▶ DATA FOR PROCESSING:

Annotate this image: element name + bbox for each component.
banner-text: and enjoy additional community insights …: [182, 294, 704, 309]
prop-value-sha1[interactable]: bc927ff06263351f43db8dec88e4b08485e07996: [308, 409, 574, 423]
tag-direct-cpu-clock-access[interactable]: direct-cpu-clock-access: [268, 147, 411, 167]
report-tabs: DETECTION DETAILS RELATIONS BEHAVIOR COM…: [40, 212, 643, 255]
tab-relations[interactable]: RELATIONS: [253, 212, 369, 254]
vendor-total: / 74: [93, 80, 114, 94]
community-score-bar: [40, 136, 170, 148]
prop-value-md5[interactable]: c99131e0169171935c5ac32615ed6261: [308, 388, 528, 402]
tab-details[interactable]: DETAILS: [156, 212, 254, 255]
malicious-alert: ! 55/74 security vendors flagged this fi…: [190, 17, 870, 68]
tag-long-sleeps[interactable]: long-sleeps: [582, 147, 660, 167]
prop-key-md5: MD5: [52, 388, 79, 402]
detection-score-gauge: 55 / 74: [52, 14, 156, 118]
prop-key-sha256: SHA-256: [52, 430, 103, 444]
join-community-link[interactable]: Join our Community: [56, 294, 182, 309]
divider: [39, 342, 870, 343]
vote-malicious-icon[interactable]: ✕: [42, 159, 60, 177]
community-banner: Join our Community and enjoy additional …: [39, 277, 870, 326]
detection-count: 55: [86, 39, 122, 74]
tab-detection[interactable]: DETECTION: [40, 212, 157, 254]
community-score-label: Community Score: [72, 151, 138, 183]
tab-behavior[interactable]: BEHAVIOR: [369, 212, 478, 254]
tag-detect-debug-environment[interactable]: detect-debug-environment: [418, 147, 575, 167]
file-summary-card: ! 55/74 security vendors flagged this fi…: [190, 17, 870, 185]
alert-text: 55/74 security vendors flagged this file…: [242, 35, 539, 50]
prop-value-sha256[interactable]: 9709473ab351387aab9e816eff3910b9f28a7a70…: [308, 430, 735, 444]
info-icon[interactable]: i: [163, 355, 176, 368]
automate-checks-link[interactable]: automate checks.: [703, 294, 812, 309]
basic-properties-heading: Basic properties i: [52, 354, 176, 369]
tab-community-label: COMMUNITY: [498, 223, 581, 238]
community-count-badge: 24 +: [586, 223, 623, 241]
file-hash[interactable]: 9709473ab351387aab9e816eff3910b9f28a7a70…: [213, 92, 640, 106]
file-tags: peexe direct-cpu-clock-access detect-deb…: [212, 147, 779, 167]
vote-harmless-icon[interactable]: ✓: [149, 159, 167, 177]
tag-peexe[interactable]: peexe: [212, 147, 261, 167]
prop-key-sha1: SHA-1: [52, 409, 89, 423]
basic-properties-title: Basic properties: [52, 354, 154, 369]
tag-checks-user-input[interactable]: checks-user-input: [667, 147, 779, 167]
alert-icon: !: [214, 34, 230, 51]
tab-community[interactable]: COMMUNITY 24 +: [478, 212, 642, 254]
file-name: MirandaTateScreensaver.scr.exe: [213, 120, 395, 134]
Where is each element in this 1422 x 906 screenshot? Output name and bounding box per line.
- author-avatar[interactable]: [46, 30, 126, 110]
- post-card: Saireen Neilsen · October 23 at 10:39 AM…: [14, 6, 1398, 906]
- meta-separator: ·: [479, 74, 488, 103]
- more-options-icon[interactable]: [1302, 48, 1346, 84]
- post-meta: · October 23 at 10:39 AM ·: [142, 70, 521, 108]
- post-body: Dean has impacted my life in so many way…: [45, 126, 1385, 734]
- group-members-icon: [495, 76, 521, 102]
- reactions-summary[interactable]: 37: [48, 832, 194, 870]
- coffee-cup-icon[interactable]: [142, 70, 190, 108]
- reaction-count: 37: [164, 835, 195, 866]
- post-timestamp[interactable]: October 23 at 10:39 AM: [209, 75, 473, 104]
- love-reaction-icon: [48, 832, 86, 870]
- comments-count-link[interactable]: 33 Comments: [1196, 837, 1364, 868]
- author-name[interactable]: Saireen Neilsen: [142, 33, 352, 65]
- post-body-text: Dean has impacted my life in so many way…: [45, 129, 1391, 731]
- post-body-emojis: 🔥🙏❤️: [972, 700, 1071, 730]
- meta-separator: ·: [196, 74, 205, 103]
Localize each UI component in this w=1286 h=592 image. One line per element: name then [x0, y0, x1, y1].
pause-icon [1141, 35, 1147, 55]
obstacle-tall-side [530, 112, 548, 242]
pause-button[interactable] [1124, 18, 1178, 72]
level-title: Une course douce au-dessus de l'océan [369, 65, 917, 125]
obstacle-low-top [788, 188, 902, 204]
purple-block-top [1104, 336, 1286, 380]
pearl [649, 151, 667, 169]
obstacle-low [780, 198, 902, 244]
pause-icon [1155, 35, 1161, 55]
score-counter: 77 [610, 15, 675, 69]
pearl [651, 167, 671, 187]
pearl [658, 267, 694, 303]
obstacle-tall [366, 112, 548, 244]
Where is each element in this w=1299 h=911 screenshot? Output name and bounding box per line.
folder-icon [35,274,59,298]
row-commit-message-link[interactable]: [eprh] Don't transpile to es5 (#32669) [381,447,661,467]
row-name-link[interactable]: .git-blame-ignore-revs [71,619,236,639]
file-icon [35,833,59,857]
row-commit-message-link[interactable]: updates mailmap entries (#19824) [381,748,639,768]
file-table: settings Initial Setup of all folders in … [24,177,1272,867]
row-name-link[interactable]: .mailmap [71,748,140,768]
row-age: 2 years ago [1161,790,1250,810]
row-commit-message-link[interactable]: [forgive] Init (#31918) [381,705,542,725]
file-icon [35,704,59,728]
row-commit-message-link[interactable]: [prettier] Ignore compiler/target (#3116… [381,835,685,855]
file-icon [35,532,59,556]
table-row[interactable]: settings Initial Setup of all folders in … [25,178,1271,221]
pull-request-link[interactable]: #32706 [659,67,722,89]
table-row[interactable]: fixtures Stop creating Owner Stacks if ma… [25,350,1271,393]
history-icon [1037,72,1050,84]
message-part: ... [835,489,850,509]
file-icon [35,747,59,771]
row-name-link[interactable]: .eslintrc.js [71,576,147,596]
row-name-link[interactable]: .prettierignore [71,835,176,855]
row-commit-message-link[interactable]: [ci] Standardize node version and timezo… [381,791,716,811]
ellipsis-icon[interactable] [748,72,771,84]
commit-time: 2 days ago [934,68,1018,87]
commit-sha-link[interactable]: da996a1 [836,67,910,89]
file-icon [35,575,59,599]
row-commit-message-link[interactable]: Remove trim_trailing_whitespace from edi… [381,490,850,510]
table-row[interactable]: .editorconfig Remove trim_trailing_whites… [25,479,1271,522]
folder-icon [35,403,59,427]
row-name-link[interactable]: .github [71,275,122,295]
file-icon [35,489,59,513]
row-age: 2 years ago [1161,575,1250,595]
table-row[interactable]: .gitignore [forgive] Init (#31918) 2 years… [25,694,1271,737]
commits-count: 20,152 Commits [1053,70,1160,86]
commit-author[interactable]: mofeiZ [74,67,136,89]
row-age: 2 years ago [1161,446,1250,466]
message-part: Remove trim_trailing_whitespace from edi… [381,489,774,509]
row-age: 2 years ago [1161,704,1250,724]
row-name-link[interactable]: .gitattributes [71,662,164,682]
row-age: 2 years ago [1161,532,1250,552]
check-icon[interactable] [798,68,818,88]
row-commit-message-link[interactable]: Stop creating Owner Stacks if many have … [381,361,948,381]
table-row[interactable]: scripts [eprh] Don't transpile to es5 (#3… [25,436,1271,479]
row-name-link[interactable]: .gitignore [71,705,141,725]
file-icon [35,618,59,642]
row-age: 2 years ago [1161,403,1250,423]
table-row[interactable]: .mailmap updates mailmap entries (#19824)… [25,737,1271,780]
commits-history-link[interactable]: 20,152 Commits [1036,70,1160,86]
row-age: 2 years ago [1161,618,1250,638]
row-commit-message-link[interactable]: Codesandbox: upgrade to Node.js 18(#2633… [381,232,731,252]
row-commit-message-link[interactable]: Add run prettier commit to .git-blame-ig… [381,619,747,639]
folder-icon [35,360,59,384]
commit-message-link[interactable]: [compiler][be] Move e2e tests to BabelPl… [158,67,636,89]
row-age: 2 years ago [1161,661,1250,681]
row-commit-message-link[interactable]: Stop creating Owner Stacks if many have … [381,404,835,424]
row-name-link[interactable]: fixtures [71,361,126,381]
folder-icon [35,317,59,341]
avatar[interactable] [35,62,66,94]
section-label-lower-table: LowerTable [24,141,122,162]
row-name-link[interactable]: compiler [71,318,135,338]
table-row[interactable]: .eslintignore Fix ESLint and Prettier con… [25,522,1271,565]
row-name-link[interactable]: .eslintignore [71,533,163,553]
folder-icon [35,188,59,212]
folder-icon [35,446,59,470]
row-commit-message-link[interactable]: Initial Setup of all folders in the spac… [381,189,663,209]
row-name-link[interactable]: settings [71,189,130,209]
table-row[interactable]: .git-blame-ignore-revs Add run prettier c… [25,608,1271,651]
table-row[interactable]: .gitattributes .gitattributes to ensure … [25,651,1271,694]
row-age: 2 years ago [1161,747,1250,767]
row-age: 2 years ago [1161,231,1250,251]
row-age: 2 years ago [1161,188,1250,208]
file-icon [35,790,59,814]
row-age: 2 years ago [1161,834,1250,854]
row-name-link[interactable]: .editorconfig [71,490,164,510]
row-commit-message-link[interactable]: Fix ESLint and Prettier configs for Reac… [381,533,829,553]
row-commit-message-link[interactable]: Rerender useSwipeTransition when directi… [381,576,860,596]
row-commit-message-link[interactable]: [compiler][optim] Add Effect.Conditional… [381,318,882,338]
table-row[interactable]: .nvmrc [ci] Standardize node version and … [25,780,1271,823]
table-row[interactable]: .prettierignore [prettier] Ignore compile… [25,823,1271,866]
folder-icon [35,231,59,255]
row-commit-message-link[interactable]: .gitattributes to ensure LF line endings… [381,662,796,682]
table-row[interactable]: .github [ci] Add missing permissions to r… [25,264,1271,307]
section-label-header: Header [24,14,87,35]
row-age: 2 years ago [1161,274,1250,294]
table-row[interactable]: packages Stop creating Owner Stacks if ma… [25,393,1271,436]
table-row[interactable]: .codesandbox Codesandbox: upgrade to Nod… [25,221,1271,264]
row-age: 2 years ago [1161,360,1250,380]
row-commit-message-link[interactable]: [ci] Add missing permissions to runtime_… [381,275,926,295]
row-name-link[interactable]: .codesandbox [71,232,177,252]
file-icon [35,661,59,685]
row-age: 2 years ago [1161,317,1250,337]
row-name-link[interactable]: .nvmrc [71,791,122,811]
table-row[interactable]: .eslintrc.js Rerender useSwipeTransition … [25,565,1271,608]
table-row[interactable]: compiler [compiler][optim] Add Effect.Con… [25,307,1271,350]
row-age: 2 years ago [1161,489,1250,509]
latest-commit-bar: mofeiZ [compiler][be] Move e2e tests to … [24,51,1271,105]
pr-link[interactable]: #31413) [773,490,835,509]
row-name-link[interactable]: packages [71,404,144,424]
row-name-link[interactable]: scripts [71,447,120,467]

▶ WHAT IS EXPECTED:
Reproduce the material above, starting at its first line and ending at the line containing "147, 411, 167]", with "bbox" renamed to "bounding box" and everything else left unchanged.

▶ PROBLEM SOLUTION:
Annotate this image: element name + bounding box for each component.
banner-text: and enjoy additional community insights …: [182, 294, 704, 309]
prop-value-sha1[interactable]: bc927ff06263351f43db8dec88e4b08485e07996: [308, 409, 574, 423]
tag-direct-cpu-clock-access[interactable]: direct-cpu-clock-access: [268, 147, 411, 167]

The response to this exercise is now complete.